## WHAT TO PRODUCE
Return all of the data exactly, with nothing left out but the pictures.

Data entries

- - -

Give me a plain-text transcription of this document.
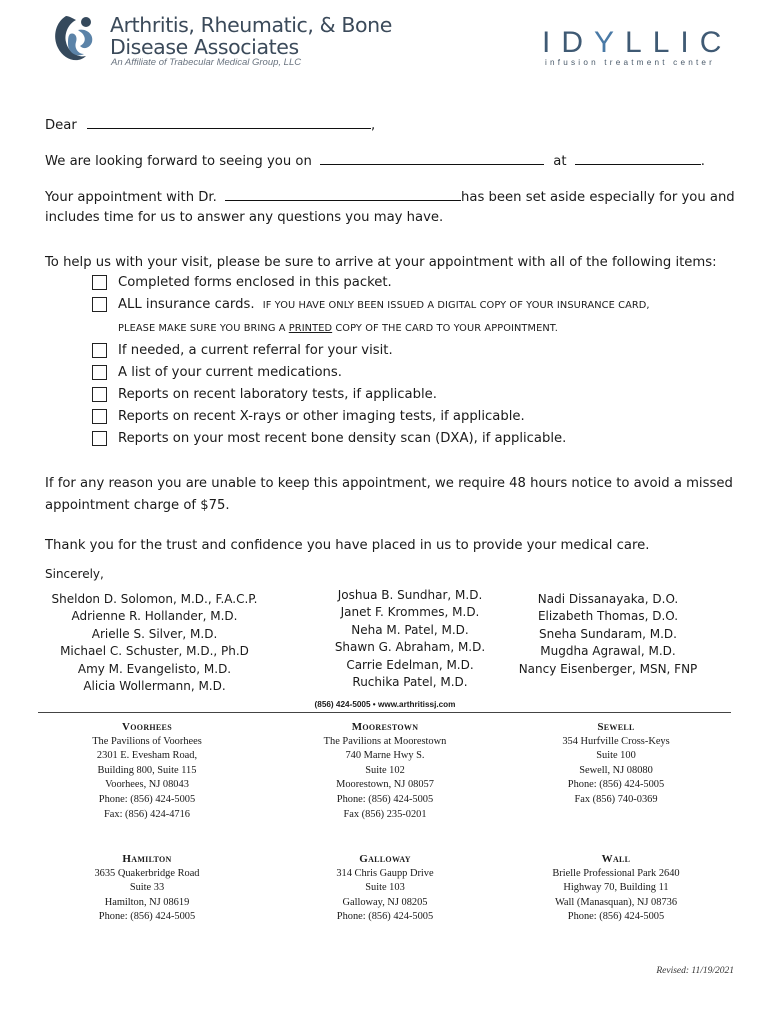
Arthritis, Rheumatic, & Bone
Disease Associates
An Affiliate of Trabecular Medical Group, LLC
IDYLLIC
infusion treatment center
Dear	,
We are looking forward to seeing you on	at	.
Your appointment with Dr.	has been set aside especially for you and
includes time for us to answer any questions you may have.
To help us with your visit, please be sure to arrive at your appointment with all of the following items:
Completed forms enclosed in this packet.
ALL insurance cards. IF YOU HAVE ONLY BEEN ISSUED A DIGITAL COPY OF YOUR INSURANCE CARD,
PLEASE MAKE SURE YOU BRING A PRINTED COPY OF THE CARD TO YOUR APPOINTMENT.
If needed, a current referral for your visit.
A list of your current medications.
Reports on recent laboratory tests, if applicable.
Reports on recent X-rays or other imaging tests, if applicable.
Reports on your most recent bone density scan (DXA), if applicable.
If for any reason you are unable to keep this appointment, we require 48 hours notice to avoid a missed
appointment charge of $75.
Thank you for the trust and confidence you have placed in us to provide your medical care.
Sincerely,
Sheldon D. Solomon, M.D., F.A.C.P.
Adrienne R. Hollander, M.D.
Arielle S. Silver, M.D.
Michael C. Schuster, M.D., Ph.D
Amy M. Evangelisto, M.D.
Alicia Wollermann, M.D.
Joshua B. Sundhar, M.D.
Janet F. Krommes, M.D.
Neha M. Patel, M.D.
Shawn G. Abraham, M.D.
Carrie Edelman, M.D.
Ruchika Patel, M.D.
Nadi Dissanayaka, D.O.
Elizabeth Thomas, D.O.
Sneha Sundaram, M.D.
Mugdha Agrawal, M.D.
Nancy Eisenberger, MSN, FNP
(856) 424-5005 • www.arthritissj.com
Voorhees
The Pavilions of Voorhees
2301 E. Evesham Road,
Building 800, Suite 115
Voorhees, NJ 08043
Phone: (856) 424-5005
Fax: (856) 424-4716
Moorestown
The Pavilions at Moorestown
740 Marne Hwy S.
Suite 102
Moorestown, NJ 08057
Phone: (856) 424-5005
Fax (856) 235-0201
Sewell
354 Hurfville Cross-Keys
Suite 100
Sewell, NJ 08080
Phone: (856) 424-5005
Fax (856) 740-0369
Hamilton
3635 Quakerbridge Road
Suite 33
Hamilton, NJ 08619
Phone: (856) 424-5005
Galloway
314 Chris Gaupp Drive
Suite 103
Galloway, NJ 08205
Phone: (856) 424-5005
Wall
Brielle Professional Park 2640
Highway 70, Building 11
Wall (Manasquan), NJ 08736
Phone: (856) 424-5005
Revised: 11/19/2021
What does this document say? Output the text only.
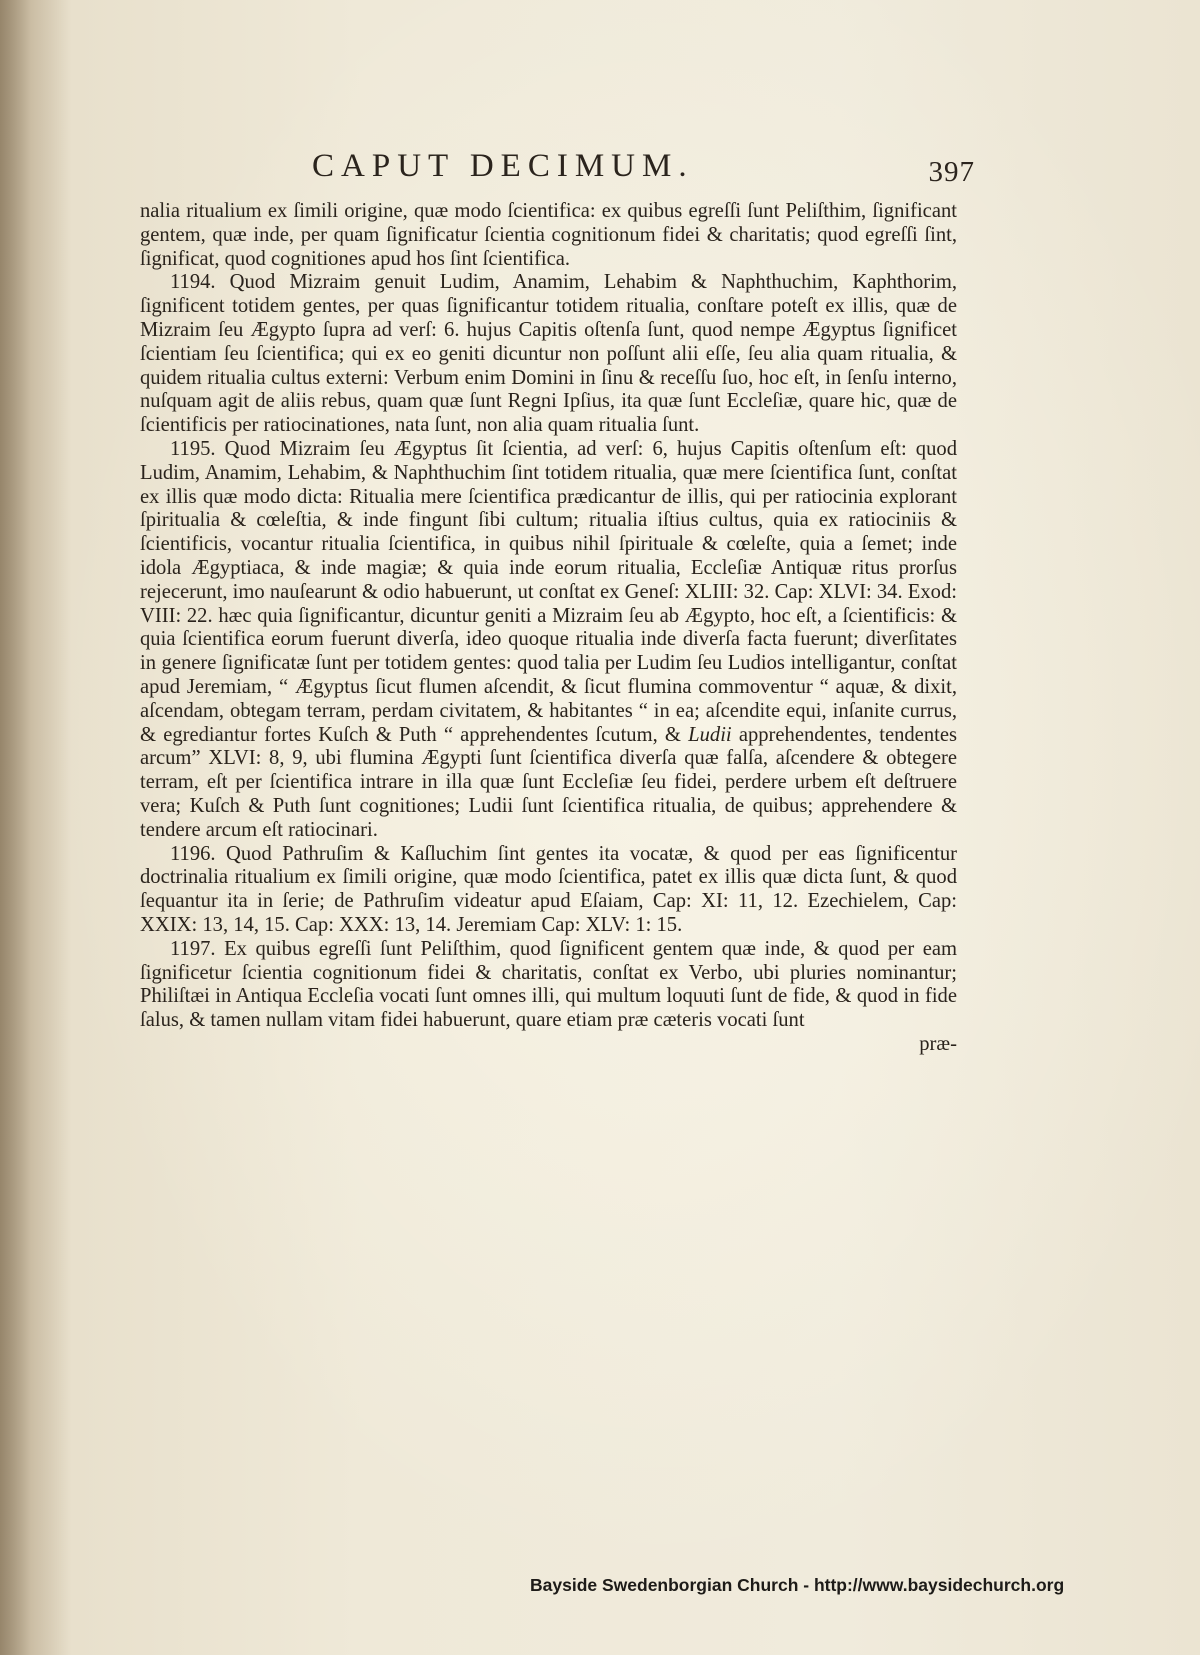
CAPUT DECIMUM.	397

nalia ritualium ex ſimili origine, quæ modo ſcientifica: ex quibus egreſſi ſunt Peliſthim, ſignificant gentem, quæ inde, per quam ſignificatur ſcientia cognitionum fidei & charitatis; quod egreſſi ſint, ſignificat, quod cognitiones apud hos ſint ſcientifica.

1194. Quod Mizraim genuit Ludim, Anamim, Lehabim & Naphthuchim, Kaphthorim, ſignificent totidem gentes, per quas ſignificantur totidem ritualia, conſtare poteſt ex illis, quæ de Mizraim ſeu Ægypto ſupra ad verſ: 6. hujus Capitis oſtenſa ſunt, quod nempe Ægyptus ſignificet ſcientiam ſeu ſcientifica; qui ex eo geniti dicuntur non poſſunt alii eſſe, ſeu alia quam ritualia, & quidem ritualia cultus externi: Verbum enim Domini in ſinu & receſſu ſuo, hoc eſt, in ſenſu interno, nuſquam agit de aliis rebus, quam quæ ſunt Regni Ipſius, ita quæ ſunt Eccleſiæ, quare hic, quæ de ſcientificis per ratiocinationes, nata ſunt, non alia quam ritualia ſunt.

1195. Quod Mizraim ſeu Ægyptus ſit ſcientia, ad verſ: 6, hujus Capitis oſtenſum eſt: quod Ludim, Anamim, Lehabim, & Naphthuchim ſint totidem ritualia, quæ mere ſcientifica ſunt, conſtat ex illis quæ modo dicta: Ritualia mere ſcientifica prædicantur de illis, qui per ratiocinia explorant ſpiritualia & cœleſtia, & inde fingunt ſibi cultum; ritualia iſtius cultus, quia ex ratiociniis & ſcientificis, vocantur ritualia ſcientifica, in quibus nihil ſpirituale & cœleſte, quia a ſemet; inde idola Ægyptiaca, & inde magiæ; & quia inde eorum ritualia, Eccleſiæ Antiquæ ritus prorſus rejecerunt, imo nauſearunt & odio habuerunt, ut conſtat ex Geneſ: XLIII: 32. Cap: XLVI: 34. Exod: VIII: 22. hæc quia ſignificantur, dicuntur geniti a Mizraim ſeu ab Ægypto, hoc eſt, a ſcientificis: & quia ſcientifica eorum fuerunt diverſa, ideo quoque ritualia inde diverſa facta fuerunt; diverſitates in genere ſignificatæ ſunt per totidem gentes: quod talia per Ludim ſeu Ludios intelligantur, conſtat apud Jeremiam, “ Ægyptus ſicut flumen aſcendit, & ſicut flumina commoventur “ aquæ, & dixit, aſcendam, obtegam terram, perdam civitatem, & habitantes “ in ea; aſcendite equi, inſanite currus, & egrediantur fortes Kuſch & Puth “ apprehendentes ſcutum, & Ludii apprehendentes, tendentes arcum” XLVI: 8, 9, ubi flumina Ægypti ſunt ſcientifica diverſa quæ falſa, aſcendere & obtegere terram, eſt per ſcientifica intrare in illa quæ ſunt Eccleſiæ ſeu fidei, perdere urbem eſt deſtruere vera; Kuſch & Puth ſunt cognitiones; Ludii ſunt ſcientifica ritualia, de quibus; apprehendere & tendere arcum eſt ratiocinari.

1196. Quod Pathruſim & Kaſluchim ſint gentes ita vocatæ, & quod per eas ſignificentur doctrinalia ritualium ex ſimili origine, quæ modo ſcientifica, patet ex illis quæ dicta ſunt, & quod ſequantur ita in ſerie; de Pathruſim videatur apud Eſaiam, Cap: XI: 11, 12. Ezechielem, Cap: XXIX: 13, 14, 15. Cap: XXX: 13, 14. Jeremiam Cap: XLV: 1: 15.

1197. Ex quibus egreſſi ſunt Peliſthim, quod ſignificent gentem quæ inde, & quod per eam ſignificetur ſcientia cognitionum fidei & charitatis, conſtat ex Verbo, ubi pluries nominantur; Philiſtæi in Antiqua Eccleſia vocati ſunt omnes illi, qui multum loquuti ſunt de fide, & quod in fide ſalus, & tamen nullam vitam fidei habuerunt, quare etiam præ cæteris vocati ſunt

præ-

Bayside Swedenborgian Church - http://www.baysidechurch.org
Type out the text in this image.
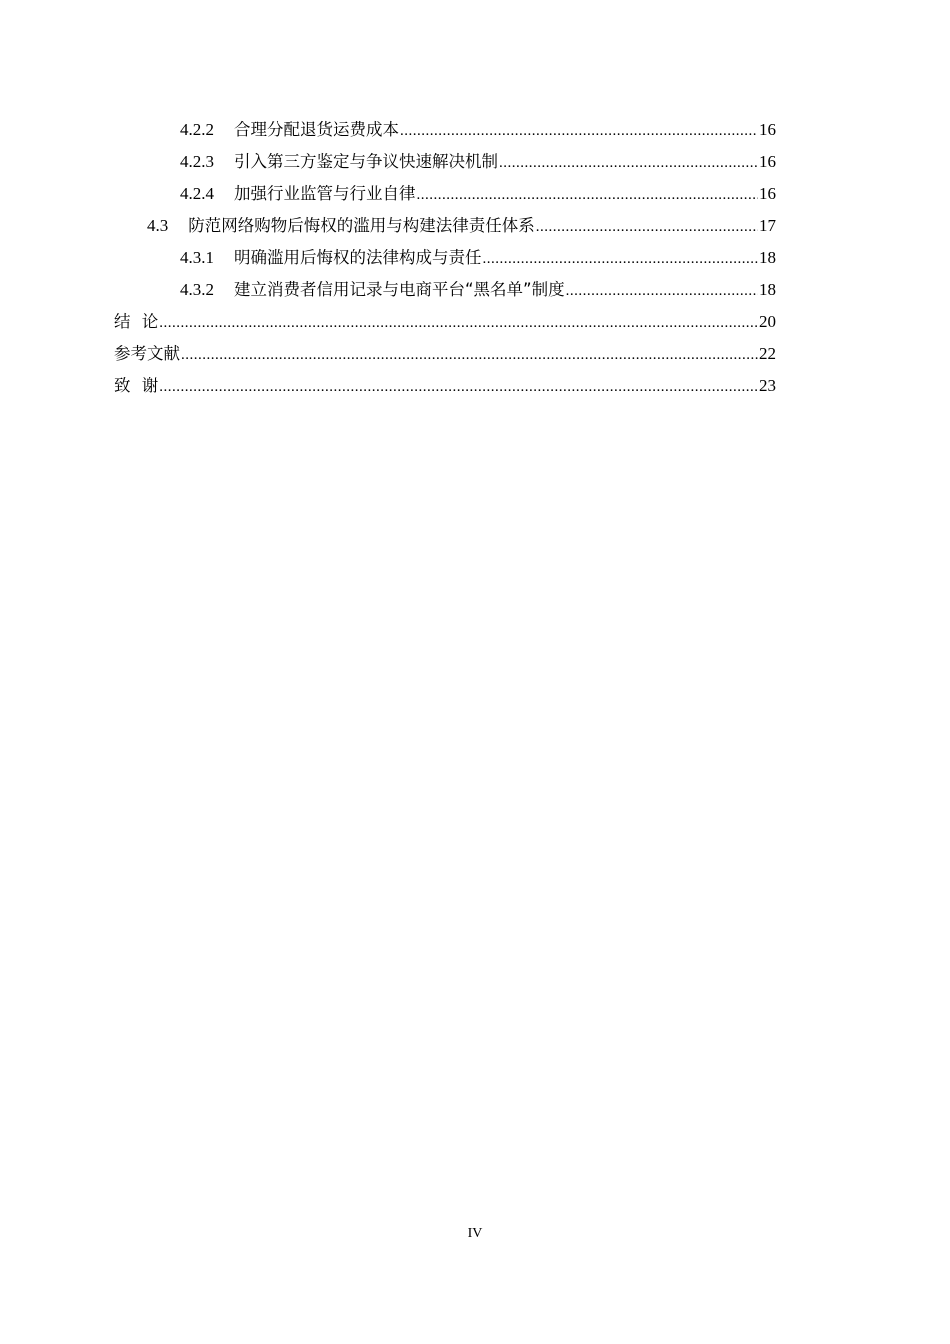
4.2.2 合理分配退货运费成本 .....	16
4.2.3 引入第三方鉴定与争议快速解决机制 .....	16
4.2.4 加强行业监管与行业自律 .....	16
4.3 防范网络购物后悔权的滥用与构建法律责任体系 .....	17
4.3.1 明确滥用后悔权的法律构成与责任 .....	18
4.3.2 建立消费者信用记录与电商平台“黑名单”制度 .....	18
结 论 .....	20
参考文献 .....	22
致 谢 .....	23
IV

- - -

## SOLUTION TO THIS EXERCISE
Give me a plain-text transcription of this document.
Arthritis, Rheumatic, & Bone
Disease Associates
An Affiliate of Trabecular Medical Group, LLC
IDYLLIC
infusion treatment center
Dear	,
We are looking forward to seeing you on	at	.
Your appointment with Dr.	has been set aside especially for you and
includes time for us to answer any questions you may have.
To help us with your visit, please be sure to arrive at your appointment with all of the following items:
Completed forms enclosed in this packet.
ALL insurance cards. IF YOU HAVE ONLY BEEN ISSUED A DIGITAL COPY OF YOUR INSURANCE CARD,
PLEASE MAKE SURE YOU BRING A PRINTED COPY OF THE CARD TO YOUR APPOINTMENT.
If needed, a current referral for your visit.
A list of your current medications.
Reports on recent laboratory tests, if applicable.
Reports on recent X-rays or other imaging tests, if applicable.
Reports on your most recent bone density scan (DXA), if applicable.
If for any reason you are unable to keep this appointment, we require 48 hours notice to avoid a missed
appointment charge of $75.
Thank you for the trust and confidence you have placed in us to provide your medical care.
Sincerely,
Sheldon D. Solomon, M.D., F.A.C.P.
Adrienne R. Hollander, M.D.
Arielle S. Silver, M.D.
Michael C. Schuster, M.D., Ph.D
Amy M. Evangelisto, M.D.
Alicia Wollermann, M.D.
Joshua B. Sundhar, M.D.
Janet F. Krommes, M.D.
Neha M. Patel, M.D.
Shawn G. Abraham, M.D.
Carrie Edelman, M.D.
Ruchika Patel, M.D.
Nadi Dissanayaka, D.O.
Elizabeth Thomas, D.O.
Sneha Sundaram, M.D.
Mugdha Agrawal, M.D.
Nancy Eisenberger, MSN, FNP
(856) 424-5005 • www.arthritissj.com
Voorhees
The Pavilions of Voorhees
2301 E. Evesham Road,
Building 800, Suite 115
Voorhees, NJ 08043
Phone: (856) 424-5005
Fax: (856) 424-4716
Moorestown
The Pavilions at Moorestown
740 Marne Hwy S.
Suite 102
Moorestown, NJ 08057
Phone: (856) 424-5005
Fax (856) 235-0201
Sewell
354 Hurfville Cross-Keys
Suite 100
Sewell, NJ 08080
Phone: (856) 424-5005
Fax (856) 740-0369
Hamilton
3635 Quakerbridge Road
Suite 33
Hamilton, NJ 08619
Phone: (856) 424-5005
Galloway
314 Chris Gaupp Drive
Suite 103
Galloway, NJ 08205
Phone: (856) 424-5005
Wall
Brielle Professional Park 2640
Highway 70, Building 11
Wall (Manasquan), NJ 08736
Phone: (856) 424-5005
Revised: 11/19/2021
What does this document say? Output the text only.
CAPUT DECIMUM.	397

nalia ritualium ex ſimili origine, quæ modo ſcientifica: ex quibus egreſſi ſunt Peliſthim, ſignificant gentem, quæ inde, per quam ſignificatur ſcientia cognitionum fidei & charitatis; quod egreſſi ſint, ſignificat, quod cognitiones apud hos ſint ſcientifica.

1194. Quod Mizraim genuit Ludim, Anamim, Lehabim & Naphthuchim, Kaphthorim, ſignificent totidem gentes, per quas ſignificantur totidem ritualia, conſtare poteſt ex illis, quæ de Mizraim ſeu Ægypto ſupra ad verſ: 6. hujus Capitis oſtenſa ſunt, quod nempe Ægyptus ſignificet ſcientiam ſeu ſcientifica; qui ex eo geniti dicuntur non poſſunt alii eſſe, ſeu alia quam ritualia, & quidem ritualia cultus externi: Verbum enim Domini in ſinu & receſſu ſuo, hoc eſt, in ſenſu interno, nuſquam agit de aliis rebus, quam quæ ſunt Regni Ipſius, ita quæ ſunt Eccleſiæ, quare hic, quæ de ſcientificis per ratiocinationes, nata ſunt, non alia quam ritualia ſunt.

1195. Quod Mizraim ſeu Ægyptus ſit ſcientia, ad verſ: 6, hujus Capitis oſtenſum eſt: quod Ludim, Anamim, Lehabim, & Naphthuchim ſint totidem ritualia, quæ mere ſcientifica ſunt, conſtat ex illis quæ modo dicta: Ritualia mere ſcientifica prædicantur de illis, qui per ratiocinia explorant ſpiritualia & cœleſtia, & inde fingunt ſibi cultum; ritualia iſtius cultus, quia ex ratiociniis & ſcientificis, vocantur ritualia ſcientifica, in quibus nihil ſpirituale & cœleſte, quia a ſemet; inde idola Ægyptiaca, & inde magiæ; & quia inde eorum ritualia, Eccleſiæ Antiquæ ritus prorſus rejecerunt, imo nauſearunt & odio habuerunt, ut conſtat ex Geneſ: XLIII: 32. Cap: XLVI: 34. Exod: VIII: 22. hæc quia ſignificantur, dicuntur geniti a Mizraim ſeu ab Ægypto, hoc eſt, a ſcientificis: & quia ſcientifica eorum fuerunt diverſa, ideo quoque ritualia inde diverſa facta fuerunt; diverſitates in genere ſignificatæ ſunt per totidem gentes: quod talia per Ludim ſeu Ludios intelligantur, conſtat apud Jeremiam, “ Ægyptus ſicut flumen aſcendit, & ſicut flumina commoventur “ aquæ, & dixit, aſcendam, obtegam terram, perdam civitatem, & habitantes “ in ea; aſcendite equi, inſanite currus, & egrediantur fortes Kuſch & Puth “ apprehendentes ſcutum, & Ludii apprehendentes, tendentes arcum” XLVI: 8, 9, ubi flumina Ægypti ſunt ſcientifica diverſa quæ falſa, aſcendere & obtegere terram, eſt per ſcientifica intrare in illa quæ ſunt Eccleſiæ ſeu fidei, perdere urbem eſt deſtruere vera; Kuſch & Puth ſunt cognitiones; Ludii ſunt ſcientifica ritualia, de quibus; apprehendere & tendere arcum eſt ratiocinari.

1196. Quod Pathruſim & Kaſluchim ſint gentes ita vocatæ, & quod per eas ſignificentur doctrinalia ritualium ex ſimili origine, quæ modo ſcientifica, patet ex illis quæ dicta ſunt, & quod ſequantur ita in ſerie; de Pathruſim videatur apud Eſaiam, Cap: XI: 11, 12. Ezechielem, Cap: XXIX: 13, 14, 15. Cap: XXX: 13, 14. Jeremiam Cap: XLV: 1: 15.

1197. Ex quibus egreſſi ſunt Peliſthim, quod ſignificent gentem quæ inde, & quod per eam ſignificetur ſcientia cognitionum fidei & charitatis, conſtat ex Verbo, ubi pluries nominantur; Philiſtæi in Antiqua Eccleſia vocati ſunt omnes illi, qui multum loquuti ſunt de fide, & quod in fide ſalus, & tamen nullam vitam fidei habuerunt, quare etiam præ cæteris vocati ſunt

præ-

Bayside Swedenborgian Church - http://www.baysidechurch.org
Type out the text in this image.
4.2.2 合理分配退货运费成本 .....	16
4.2.3 引入第三方鉴定与争议快速解决机制 .....	16
4.2.4 加强行业监管与行业自律 .....	16
4.3 防范网络购物后悔权的滥用与构建法律责任体系 .....	17
4.3.1 明确滥用后悔权的法律构成与责任 .....	18
4.3.2 建立消费者信用记录与电商平台“黑名单”制度 .....	18
结 论 .....	20
参考文献 .....	22
致 谢 .....	23
IV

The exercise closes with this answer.